━━━━━ Data provided

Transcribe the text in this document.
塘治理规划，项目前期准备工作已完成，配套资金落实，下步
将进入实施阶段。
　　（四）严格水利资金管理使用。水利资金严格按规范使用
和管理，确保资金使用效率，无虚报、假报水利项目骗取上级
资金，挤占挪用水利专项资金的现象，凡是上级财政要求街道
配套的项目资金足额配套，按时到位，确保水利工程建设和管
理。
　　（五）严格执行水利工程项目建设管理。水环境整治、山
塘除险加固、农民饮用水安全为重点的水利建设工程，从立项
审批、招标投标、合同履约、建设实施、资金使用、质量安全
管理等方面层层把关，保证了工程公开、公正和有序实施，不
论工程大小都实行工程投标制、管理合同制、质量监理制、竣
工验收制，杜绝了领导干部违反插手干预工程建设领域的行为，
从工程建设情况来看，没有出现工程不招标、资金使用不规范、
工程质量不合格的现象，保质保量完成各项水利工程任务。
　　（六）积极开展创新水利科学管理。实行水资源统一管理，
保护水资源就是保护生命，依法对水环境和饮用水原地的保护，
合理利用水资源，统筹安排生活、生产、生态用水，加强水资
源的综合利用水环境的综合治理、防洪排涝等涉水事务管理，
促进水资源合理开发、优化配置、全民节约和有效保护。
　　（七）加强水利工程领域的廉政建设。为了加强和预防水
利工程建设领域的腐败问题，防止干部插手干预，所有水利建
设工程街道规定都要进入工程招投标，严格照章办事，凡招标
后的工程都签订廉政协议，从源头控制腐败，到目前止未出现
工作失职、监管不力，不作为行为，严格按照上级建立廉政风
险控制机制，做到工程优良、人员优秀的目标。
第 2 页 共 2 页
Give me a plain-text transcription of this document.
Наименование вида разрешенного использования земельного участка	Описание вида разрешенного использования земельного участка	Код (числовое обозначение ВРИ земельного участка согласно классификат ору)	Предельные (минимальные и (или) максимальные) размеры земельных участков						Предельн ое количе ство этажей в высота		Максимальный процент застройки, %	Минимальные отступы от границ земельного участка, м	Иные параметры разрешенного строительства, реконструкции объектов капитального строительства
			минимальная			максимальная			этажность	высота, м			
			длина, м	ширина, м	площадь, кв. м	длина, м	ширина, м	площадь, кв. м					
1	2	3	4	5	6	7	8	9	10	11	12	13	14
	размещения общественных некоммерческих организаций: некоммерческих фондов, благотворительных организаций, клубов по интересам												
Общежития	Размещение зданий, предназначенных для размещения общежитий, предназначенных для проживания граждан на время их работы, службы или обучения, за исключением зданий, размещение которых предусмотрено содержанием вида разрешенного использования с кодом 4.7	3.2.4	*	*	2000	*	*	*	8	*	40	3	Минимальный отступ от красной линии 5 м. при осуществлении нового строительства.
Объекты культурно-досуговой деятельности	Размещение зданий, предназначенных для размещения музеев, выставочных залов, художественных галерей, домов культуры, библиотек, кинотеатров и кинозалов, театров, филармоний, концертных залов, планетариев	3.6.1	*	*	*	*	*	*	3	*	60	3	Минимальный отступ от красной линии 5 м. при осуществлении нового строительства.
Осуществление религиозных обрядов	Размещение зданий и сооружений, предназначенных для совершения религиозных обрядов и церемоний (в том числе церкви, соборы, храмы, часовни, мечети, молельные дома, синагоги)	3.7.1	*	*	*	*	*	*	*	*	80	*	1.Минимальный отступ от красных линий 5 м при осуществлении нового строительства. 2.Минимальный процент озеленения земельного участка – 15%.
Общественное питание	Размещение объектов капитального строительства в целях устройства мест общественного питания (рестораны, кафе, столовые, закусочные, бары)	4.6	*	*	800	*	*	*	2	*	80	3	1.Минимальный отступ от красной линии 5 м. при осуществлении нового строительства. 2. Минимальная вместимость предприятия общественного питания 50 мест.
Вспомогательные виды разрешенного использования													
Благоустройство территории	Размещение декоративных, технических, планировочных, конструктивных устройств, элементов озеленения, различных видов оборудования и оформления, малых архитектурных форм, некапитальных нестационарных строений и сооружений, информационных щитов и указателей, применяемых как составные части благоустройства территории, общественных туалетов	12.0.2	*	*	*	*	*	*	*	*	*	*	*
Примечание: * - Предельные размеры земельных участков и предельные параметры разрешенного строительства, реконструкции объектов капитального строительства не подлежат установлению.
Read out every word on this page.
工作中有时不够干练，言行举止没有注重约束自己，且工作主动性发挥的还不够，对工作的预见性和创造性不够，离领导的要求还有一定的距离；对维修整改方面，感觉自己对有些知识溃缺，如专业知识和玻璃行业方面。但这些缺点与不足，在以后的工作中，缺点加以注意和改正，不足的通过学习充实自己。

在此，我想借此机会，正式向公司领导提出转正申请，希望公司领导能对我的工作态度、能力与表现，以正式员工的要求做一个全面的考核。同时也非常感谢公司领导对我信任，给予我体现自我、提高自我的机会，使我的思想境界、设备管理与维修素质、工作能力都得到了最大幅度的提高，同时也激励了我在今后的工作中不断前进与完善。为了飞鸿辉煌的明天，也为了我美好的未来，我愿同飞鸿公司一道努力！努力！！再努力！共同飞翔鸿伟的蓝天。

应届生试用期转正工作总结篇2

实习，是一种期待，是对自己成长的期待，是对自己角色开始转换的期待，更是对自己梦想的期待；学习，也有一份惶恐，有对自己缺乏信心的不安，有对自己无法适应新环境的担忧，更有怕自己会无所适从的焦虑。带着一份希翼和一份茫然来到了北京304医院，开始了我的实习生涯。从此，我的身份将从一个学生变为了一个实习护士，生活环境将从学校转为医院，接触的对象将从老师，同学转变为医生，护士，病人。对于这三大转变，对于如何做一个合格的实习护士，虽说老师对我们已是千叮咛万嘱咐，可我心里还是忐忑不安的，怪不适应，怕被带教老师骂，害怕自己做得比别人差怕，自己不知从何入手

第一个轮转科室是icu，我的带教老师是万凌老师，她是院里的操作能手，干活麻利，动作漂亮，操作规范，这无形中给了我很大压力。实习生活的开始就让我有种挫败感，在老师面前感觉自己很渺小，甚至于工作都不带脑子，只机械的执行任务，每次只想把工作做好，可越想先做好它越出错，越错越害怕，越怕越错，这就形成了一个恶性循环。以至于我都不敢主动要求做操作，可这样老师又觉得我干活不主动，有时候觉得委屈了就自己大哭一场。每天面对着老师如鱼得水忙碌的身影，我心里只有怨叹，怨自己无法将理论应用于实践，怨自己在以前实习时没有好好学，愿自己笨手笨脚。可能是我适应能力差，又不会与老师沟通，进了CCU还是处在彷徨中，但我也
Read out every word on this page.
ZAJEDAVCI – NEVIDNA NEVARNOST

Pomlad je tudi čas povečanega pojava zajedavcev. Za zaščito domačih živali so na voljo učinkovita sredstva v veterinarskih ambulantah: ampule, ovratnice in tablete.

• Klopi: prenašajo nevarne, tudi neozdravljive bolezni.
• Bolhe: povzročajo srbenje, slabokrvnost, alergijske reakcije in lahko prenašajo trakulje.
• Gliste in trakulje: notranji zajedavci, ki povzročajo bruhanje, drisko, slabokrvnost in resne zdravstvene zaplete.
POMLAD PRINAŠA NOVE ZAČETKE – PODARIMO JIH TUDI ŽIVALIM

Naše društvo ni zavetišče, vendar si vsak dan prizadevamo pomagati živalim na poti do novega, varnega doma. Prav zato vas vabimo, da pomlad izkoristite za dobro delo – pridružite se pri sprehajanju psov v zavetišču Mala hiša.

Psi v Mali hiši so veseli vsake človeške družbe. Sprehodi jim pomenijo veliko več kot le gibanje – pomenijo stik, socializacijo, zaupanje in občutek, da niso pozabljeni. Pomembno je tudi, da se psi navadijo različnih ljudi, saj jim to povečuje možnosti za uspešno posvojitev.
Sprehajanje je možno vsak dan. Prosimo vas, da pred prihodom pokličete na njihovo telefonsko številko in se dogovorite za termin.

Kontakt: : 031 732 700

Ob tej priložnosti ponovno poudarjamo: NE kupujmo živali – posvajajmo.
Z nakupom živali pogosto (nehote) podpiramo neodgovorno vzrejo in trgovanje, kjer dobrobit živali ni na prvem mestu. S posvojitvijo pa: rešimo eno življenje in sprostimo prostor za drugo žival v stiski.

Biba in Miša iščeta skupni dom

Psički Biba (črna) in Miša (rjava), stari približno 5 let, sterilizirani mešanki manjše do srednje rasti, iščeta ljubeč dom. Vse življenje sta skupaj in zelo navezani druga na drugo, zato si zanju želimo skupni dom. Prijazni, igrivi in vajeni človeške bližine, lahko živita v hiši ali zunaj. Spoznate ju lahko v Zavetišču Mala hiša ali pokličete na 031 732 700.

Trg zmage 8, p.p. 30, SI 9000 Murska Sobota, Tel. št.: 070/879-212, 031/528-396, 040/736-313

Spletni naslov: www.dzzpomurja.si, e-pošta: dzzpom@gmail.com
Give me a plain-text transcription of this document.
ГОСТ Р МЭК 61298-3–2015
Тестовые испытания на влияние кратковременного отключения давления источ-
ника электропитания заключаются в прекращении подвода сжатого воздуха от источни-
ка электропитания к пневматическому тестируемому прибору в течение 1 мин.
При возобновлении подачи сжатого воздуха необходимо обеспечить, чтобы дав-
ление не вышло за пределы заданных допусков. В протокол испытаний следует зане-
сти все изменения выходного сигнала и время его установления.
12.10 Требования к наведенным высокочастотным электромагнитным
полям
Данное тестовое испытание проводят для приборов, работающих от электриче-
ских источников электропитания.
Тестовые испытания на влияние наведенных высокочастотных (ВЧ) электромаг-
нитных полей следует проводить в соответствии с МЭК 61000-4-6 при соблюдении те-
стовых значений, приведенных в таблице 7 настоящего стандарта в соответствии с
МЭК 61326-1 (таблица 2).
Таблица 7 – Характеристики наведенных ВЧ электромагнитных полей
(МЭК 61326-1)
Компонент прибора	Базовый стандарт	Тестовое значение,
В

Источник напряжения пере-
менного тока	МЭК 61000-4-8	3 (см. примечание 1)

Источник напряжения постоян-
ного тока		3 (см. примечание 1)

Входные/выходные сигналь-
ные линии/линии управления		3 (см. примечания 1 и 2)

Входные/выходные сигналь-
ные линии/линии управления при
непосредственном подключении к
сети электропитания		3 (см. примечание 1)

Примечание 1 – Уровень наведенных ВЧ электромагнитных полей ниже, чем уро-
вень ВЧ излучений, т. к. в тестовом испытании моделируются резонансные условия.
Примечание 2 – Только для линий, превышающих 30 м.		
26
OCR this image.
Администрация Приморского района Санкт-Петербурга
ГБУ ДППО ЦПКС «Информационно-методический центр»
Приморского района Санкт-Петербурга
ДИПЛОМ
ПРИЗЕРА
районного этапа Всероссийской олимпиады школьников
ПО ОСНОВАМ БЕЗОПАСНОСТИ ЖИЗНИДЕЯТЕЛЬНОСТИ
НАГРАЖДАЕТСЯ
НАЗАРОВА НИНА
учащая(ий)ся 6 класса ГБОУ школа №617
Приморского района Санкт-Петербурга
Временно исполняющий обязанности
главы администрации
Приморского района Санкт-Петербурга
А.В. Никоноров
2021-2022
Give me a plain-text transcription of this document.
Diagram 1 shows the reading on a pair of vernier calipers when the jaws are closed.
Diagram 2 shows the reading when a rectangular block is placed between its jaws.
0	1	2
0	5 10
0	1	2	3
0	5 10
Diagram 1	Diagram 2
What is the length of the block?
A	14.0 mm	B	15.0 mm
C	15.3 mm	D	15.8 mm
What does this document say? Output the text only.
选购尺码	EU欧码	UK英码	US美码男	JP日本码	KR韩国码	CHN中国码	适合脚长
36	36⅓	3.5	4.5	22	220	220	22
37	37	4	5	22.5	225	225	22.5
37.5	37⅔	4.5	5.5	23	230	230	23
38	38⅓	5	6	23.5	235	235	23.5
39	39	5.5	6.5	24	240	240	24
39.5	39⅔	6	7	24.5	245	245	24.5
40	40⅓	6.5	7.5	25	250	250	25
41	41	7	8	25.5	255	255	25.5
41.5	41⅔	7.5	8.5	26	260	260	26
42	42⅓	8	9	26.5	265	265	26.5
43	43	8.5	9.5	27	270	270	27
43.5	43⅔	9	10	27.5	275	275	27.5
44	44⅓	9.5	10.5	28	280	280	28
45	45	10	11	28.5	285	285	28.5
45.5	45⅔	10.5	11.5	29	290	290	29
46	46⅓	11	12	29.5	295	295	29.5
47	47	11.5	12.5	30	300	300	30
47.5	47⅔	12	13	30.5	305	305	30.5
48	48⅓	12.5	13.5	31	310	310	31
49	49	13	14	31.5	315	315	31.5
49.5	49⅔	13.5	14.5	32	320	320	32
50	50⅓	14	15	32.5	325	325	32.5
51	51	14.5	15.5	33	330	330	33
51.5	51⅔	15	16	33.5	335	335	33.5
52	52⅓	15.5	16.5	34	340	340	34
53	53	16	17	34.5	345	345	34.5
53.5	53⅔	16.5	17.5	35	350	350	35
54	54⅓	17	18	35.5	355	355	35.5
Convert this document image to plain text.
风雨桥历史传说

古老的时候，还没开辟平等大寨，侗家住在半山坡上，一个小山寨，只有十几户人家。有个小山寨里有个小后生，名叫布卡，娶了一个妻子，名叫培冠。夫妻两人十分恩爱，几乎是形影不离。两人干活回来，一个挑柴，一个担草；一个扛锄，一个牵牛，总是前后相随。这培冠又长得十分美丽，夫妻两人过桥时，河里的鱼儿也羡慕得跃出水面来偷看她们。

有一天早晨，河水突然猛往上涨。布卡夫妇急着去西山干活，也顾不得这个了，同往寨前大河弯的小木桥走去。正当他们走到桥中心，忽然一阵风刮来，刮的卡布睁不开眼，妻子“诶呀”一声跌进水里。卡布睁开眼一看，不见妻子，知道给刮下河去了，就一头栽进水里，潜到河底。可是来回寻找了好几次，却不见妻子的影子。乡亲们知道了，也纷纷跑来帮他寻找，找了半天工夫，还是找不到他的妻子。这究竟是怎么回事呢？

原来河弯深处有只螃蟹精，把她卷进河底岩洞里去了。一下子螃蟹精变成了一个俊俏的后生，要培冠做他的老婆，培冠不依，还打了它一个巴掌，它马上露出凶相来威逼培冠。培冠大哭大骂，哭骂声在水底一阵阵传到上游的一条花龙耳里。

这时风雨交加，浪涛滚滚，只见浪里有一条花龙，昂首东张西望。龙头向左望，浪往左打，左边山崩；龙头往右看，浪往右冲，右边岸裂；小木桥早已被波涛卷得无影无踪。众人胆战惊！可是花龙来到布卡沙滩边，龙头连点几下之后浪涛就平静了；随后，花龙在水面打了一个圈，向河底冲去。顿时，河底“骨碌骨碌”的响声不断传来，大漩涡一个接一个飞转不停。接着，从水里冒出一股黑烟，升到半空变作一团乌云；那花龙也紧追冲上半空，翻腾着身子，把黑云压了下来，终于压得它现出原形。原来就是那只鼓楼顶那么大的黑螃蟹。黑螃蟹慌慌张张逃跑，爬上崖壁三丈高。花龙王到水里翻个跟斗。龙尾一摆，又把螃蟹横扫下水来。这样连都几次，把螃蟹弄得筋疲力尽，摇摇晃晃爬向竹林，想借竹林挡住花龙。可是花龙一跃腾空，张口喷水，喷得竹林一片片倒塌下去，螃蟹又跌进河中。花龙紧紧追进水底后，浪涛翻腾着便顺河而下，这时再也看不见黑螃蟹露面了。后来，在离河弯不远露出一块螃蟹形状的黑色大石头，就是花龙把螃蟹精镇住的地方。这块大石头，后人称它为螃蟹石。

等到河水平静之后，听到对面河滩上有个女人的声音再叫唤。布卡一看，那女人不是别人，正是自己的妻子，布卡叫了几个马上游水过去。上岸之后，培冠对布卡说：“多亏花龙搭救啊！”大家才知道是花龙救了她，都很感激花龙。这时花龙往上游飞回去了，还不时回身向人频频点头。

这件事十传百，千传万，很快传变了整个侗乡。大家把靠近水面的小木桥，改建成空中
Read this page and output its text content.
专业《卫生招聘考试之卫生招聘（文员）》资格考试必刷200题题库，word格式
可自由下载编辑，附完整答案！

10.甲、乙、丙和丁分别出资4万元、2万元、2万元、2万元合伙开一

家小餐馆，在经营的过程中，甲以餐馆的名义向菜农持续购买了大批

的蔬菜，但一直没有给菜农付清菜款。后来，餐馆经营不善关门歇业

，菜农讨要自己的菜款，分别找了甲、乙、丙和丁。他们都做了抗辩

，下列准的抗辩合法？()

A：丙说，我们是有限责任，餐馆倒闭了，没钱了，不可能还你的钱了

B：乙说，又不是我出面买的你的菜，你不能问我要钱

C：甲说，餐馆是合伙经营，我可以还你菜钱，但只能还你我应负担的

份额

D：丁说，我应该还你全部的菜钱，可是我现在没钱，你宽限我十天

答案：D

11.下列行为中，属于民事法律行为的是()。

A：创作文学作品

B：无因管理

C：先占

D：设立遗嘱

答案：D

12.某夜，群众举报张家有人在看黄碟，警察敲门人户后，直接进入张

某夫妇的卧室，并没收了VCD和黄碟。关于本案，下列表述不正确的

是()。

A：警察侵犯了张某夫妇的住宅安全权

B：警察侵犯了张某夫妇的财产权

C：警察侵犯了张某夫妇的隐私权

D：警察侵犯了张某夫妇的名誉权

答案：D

━━━━━━━━━━

Problem to solve:
Extract every line that has the string "jaws" in it.

Answer to this exercise:
Diagram 1 shows the reading on a pair of vernier calipers when the jaws are closed.
Diagram 2 shows the reading when a rectangular block is placed between its jaws.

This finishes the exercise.